STATED EXERCISE:
Find every line with "Turbidity" in it, then report how many there are and nothing more.

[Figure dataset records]
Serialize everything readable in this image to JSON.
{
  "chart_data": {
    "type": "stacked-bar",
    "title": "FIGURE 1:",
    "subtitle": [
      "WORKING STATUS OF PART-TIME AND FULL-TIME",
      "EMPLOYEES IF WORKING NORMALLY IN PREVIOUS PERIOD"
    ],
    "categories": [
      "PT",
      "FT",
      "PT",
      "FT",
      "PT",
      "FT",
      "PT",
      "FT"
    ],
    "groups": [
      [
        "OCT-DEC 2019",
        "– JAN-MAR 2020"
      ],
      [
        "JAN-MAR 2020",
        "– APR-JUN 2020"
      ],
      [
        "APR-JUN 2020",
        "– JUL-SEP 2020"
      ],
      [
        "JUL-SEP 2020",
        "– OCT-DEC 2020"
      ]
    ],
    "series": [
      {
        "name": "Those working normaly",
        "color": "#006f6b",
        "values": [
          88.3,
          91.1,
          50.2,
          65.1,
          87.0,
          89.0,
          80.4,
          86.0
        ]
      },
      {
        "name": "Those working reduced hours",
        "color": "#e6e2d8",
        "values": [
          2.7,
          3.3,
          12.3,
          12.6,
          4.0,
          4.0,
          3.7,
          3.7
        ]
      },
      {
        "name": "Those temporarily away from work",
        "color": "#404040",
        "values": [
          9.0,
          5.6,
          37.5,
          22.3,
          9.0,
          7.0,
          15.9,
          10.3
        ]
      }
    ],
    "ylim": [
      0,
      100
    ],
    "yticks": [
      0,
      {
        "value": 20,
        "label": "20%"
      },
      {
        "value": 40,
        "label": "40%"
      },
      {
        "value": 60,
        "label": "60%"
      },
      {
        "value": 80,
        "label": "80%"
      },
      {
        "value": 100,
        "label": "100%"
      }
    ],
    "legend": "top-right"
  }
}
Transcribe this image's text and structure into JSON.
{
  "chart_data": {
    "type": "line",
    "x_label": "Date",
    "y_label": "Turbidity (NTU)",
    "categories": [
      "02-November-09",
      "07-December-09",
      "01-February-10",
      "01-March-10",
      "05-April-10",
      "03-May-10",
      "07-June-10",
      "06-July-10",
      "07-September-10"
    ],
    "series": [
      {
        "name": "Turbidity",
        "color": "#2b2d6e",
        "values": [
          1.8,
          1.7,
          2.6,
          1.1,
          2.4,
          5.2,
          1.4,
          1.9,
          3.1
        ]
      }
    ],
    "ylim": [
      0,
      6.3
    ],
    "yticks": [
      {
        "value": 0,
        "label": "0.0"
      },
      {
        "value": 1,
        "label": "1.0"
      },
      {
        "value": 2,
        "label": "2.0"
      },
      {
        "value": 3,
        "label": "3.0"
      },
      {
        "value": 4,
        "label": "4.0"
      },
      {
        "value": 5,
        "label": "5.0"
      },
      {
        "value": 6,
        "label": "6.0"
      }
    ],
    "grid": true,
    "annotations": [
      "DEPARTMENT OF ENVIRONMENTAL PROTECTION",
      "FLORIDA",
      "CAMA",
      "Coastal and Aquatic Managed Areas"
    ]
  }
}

TASK ANSWER:
2